*What is needed*. Exact reproduction is required for all entries.

==== Recorded information

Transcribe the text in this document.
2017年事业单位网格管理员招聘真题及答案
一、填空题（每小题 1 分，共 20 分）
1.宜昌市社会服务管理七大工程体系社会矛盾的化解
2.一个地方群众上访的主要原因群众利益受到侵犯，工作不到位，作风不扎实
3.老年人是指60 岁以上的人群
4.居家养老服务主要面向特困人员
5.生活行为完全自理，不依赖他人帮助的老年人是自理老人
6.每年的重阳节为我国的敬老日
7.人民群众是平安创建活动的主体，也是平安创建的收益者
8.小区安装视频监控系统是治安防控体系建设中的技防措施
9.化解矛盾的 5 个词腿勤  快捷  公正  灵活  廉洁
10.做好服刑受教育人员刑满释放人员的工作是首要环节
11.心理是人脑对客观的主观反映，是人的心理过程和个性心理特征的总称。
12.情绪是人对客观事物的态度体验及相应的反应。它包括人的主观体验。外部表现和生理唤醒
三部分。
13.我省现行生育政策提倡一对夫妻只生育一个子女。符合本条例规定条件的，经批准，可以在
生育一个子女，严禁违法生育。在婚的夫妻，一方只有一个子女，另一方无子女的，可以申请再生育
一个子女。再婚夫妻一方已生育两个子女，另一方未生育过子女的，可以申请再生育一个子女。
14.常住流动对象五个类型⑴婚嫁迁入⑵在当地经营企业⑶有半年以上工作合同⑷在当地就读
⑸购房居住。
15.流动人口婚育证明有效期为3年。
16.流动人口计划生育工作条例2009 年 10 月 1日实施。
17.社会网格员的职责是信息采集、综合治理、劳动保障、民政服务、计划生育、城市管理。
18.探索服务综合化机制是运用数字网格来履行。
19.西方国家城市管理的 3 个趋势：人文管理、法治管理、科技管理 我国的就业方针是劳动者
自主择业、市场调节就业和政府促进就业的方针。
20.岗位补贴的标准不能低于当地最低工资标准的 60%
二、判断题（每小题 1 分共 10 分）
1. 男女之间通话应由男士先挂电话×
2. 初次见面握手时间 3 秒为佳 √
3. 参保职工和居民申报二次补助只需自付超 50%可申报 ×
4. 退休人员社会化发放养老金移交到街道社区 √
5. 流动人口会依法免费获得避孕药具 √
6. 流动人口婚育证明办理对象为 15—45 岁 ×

========

*Worked answer*.
Transcribe the text in this document.
2017年事业单位网格管理员招聘真题及答案
一、填空题（每小题 1 分，共 20 分）
1.宜昌市社会服务管理七大工程体系社会矛盾的化解
2.一个地方群众上访的主要原因群众利益受到侵犯，工作不到位，作风不扎实
3.老年人是指60 岁以上的人群
4.居家养老服务主要面向特困人员
5.生活行为完全自理，不依赖他人帮助的老年人是自理老人
6.每年的重阳节为我国的敬老日
7.人民群众是平安创建活动的主体，也是平安创建的收益者
8.小区安装视频监控系统是治安防控体系建设中的技防措施
9.化解矛盾的 5 个词腿勤  快捷  公正  灵活  廉洁
10.做好服刑受教育人员刑满释放人员的工作是首要环节
11.心理是人脑对客观的主观反映，是人的心理过程和个性心理特征的总称。
12.情绪是人对客观事物的态度体验及相应的反应。它包括人的主观体验。外部表现和生理唤醒
三部分。
13.我省现行生育政策提倡一对夫妻只生育一个子女。符合本条例规定条件的，经批准，可以在
生育一个子女，严禁违法生育。在婚的夫妻，一方只有一个子女，另一方无子女的，可以申请再生育
一个子女。再婚夫妻一方已生育两个子女，另一方未生育过子女的，可以申请再生育一个子女。
14.常住流动对象五个类型⑴婚嫁迁入⑵在当地经营企业⑶有半年以上工作合同⑷在当地就读
⑸购房居住。
15.流动人口婚育证明有效期为3年。
16.流动人口计划生育工作条例2009 年 10 月 1日实施。
17.社会网格员的职责是信息采集、综合治理、劳动保障、民政服务、计划生育、城市管理。
18.探索服务综合化机制是运用数字网格来履行。
19.西方国家城市管理的 3 个趋势：人文管理、法治管理、科技管理 我国的就业方针是劳动者
自主择业、市场调节就业和政府促进就业的方针。
20.岗位补贴的标准不能低于当地最低工资标准的 60%
二、判断题（每小题 1 分共 10 分）
1. 男女之间通话应由男士先挂电话×
2. 初次见面握手时间 3 秒为佳 √
3. 参保职工和居民申报二次补助只需自付超 50%可申报 ×
4. 退休人员社会化发放养老金移交到街道社区 √
5. 流动人口会依法免费获得避孕药具 √
6. 流动人口婚育证明办理对象为 15—45 岁 ×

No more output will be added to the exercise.